[Begin]

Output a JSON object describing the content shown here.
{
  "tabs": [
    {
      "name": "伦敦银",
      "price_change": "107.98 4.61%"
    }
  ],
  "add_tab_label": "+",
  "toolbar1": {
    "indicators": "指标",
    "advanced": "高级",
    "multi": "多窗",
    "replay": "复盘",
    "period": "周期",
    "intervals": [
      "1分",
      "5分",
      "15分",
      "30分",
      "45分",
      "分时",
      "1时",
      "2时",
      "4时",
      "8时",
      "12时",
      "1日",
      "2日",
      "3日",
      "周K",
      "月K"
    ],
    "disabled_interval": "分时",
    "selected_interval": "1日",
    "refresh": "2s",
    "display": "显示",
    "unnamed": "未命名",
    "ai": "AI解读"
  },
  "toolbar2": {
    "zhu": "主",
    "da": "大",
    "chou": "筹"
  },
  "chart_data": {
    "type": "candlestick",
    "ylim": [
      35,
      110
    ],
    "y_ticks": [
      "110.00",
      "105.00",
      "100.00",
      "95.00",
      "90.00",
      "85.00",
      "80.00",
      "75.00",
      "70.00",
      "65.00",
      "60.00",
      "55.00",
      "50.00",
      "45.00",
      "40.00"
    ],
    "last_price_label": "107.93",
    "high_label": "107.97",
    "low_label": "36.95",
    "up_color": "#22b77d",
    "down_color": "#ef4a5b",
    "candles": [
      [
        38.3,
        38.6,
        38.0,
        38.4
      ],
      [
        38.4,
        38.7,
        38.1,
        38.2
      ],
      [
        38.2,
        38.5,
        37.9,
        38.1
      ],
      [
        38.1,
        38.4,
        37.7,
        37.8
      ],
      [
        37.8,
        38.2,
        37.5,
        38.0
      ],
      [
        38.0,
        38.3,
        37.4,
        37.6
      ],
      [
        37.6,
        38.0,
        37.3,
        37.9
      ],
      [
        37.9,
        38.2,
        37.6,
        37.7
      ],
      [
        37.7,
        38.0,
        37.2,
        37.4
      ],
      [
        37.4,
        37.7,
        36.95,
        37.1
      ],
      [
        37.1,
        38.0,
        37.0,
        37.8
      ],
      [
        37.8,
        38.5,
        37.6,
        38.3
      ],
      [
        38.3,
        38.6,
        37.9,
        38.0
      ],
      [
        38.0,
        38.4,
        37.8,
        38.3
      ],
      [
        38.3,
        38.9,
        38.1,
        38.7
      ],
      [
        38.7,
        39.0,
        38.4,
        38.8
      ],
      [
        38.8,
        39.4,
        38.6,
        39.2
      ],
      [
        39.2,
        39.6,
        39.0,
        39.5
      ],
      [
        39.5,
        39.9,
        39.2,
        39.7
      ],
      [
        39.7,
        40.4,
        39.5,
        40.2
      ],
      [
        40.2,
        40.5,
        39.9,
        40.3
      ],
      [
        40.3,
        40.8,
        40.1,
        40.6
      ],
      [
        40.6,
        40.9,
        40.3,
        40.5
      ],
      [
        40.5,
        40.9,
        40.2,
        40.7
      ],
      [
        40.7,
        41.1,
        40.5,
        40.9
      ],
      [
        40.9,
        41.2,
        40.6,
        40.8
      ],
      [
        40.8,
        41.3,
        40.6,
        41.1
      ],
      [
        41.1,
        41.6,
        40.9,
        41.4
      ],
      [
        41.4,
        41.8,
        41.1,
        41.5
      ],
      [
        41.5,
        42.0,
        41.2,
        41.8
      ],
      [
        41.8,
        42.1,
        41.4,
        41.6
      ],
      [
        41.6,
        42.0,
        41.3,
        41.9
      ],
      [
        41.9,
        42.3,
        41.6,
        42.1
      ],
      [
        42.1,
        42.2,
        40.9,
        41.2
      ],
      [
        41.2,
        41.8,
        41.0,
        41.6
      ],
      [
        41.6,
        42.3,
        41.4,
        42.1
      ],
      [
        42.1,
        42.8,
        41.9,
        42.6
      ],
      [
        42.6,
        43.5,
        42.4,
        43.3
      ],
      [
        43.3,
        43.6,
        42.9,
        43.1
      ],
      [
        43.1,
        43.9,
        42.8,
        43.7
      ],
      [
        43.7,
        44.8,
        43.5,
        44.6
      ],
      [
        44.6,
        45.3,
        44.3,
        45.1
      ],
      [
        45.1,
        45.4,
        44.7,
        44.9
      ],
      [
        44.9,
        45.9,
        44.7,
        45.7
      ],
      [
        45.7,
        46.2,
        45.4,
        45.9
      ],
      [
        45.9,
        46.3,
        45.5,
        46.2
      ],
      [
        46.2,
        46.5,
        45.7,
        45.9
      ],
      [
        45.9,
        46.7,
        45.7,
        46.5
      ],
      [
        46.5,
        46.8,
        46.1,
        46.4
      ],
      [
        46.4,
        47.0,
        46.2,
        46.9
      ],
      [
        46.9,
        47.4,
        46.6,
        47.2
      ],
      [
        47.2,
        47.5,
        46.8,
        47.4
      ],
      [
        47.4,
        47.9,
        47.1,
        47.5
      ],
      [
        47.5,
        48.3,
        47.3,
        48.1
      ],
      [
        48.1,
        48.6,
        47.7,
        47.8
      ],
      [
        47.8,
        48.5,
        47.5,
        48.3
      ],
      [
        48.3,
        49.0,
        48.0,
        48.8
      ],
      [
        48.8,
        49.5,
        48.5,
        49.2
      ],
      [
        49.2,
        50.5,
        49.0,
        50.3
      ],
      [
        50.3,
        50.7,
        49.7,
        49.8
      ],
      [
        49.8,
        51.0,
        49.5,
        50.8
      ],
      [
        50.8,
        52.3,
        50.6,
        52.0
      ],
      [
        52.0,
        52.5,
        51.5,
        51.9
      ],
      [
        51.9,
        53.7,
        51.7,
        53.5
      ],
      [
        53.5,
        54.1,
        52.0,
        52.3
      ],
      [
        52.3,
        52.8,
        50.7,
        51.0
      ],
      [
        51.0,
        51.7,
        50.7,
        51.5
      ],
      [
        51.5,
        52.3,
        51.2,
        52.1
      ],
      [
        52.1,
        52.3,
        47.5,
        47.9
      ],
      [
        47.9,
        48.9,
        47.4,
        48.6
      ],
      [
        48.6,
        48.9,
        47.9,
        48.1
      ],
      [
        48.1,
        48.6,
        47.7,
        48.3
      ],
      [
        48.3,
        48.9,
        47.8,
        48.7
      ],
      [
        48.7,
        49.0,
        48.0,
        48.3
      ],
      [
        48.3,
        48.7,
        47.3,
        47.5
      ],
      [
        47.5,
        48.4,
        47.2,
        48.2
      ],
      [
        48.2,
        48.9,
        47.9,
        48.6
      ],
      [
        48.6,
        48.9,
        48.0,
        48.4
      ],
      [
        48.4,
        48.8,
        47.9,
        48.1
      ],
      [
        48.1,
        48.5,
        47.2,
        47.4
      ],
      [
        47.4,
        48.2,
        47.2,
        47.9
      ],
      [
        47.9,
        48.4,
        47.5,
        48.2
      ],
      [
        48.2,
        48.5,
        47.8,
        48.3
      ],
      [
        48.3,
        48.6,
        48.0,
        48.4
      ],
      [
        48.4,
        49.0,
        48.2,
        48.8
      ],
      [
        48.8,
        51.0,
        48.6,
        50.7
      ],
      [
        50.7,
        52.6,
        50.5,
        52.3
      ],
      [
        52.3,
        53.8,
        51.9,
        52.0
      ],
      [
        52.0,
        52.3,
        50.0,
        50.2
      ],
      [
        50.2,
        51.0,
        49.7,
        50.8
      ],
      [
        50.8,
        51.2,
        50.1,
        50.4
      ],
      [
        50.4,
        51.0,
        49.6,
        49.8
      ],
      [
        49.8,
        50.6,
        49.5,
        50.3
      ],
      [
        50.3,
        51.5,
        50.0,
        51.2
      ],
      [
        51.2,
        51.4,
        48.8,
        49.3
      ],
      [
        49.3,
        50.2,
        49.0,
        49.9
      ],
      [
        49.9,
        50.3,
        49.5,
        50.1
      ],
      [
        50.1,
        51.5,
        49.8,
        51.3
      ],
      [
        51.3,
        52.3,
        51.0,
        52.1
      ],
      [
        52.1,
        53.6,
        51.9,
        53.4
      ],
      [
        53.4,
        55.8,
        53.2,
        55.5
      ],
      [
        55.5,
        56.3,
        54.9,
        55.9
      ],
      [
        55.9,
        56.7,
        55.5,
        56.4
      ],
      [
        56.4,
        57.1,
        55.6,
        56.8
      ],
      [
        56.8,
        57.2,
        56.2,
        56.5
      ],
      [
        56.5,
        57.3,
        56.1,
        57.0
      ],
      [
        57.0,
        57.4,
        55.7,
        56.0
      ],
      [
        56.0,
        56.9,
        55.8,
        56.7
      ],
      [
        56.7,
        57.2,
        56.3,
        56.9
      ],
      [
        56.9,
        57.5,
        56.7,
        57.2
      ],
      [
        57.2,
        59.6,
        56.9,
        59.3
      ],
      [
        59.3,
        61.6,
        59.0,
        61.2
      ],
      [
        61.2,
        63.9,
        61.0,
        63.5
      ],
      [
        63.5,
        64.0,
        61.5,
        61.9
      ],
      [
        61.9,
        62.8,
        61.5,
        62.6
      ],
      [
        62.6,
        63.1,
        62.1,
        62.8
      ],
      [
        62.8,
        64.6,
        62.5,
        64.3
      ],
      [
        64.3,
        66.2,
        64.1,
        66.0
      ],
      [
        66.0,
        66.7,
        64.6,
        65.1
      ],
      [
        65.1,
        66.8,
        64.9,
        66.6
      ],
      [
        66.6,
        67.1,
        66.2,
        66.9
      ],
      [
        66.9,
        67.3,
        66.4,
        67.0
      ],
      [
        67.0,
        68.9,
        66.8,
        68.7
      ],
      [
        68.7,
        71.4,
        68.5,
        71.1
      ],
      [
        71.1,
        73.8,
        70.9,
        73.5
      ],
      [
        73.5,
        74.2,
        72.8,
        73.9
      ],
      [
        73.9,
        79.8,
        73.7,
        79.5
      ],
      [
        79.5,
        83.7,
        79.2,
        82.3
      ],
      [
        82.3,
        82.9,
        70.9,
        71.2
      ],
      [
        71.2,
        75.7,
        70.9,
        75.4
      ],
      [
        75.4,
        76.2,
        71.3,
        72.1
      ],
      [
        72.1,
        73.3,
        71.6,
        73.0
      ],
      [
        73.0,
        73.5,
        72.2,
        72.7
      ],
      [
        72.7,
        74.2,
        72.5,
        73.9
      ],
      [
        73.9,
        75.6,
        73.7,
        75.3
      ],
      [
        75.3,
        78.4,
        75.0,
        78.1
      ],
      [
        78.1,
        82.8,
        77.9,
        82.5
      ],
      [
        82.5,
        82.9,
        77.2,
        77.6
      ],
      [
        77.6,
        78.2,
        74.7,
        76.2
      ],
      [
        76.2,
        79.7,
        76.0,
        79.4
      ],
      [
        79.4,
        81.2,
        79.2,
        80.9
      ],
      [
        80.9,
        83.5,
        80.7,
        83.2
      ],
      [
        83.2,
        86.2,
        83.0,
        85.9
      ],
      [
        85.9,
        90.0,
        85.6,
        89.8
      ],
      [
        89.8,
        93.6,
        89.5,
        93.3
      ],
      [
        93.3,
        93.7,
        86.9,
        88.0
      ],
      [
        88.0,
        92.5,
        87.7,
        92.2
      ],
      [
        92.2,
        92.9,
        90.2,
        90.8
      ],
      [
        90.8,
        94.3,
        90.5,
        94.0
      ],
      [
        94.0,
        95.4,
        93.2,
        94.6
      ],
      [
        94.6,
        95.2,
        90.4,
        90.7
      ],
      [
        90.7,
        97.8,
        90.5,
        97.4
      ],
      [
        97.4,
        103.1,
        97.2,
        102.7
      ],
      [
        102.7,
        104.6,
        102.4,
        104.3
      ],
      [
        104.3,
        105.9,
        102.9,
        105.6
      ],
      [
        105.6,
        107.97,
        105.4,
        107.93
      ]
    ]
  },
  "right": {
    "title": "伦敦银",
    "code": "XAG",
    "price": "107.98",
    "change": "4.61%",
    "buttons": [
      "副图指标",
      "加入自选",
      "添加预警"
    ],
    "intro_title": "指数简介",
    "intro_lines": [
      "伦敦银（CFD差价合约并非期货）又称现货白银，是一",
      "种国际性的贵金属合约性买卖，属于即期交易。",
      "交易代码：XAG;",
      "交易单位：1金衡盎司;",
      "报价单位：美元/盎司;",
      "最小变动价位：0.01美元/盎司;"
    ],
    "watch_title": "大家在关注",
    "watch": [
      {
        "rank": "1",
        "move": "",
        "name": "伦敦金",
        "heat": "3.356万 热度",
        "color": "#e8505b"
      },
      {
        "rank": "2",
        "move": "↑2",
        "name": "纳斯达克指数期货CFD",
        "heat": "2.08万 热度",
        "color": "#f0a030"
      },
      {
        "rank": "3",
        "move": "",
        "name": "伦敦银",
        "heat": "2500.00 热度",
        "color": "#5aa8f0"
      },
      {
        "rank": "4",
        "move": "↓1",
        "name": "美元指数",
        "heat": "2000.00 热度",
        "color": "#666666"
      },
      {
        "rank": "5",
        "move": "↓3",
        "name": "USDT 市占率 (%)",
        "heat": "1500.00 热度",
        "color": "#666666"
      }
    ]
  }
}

[End]

> **EXERCISE TASK**:
Find the word "heat" in the data and copy out each line where it turns up.

> **PROBLEM SOLUTION**:
        "heat": "3.356万 热度",
        "heat": "2.08万 热度",
        "heat": "2500.00 热度",
        "heat": "2000.00 热度",
        "heat": "1500.00 热度",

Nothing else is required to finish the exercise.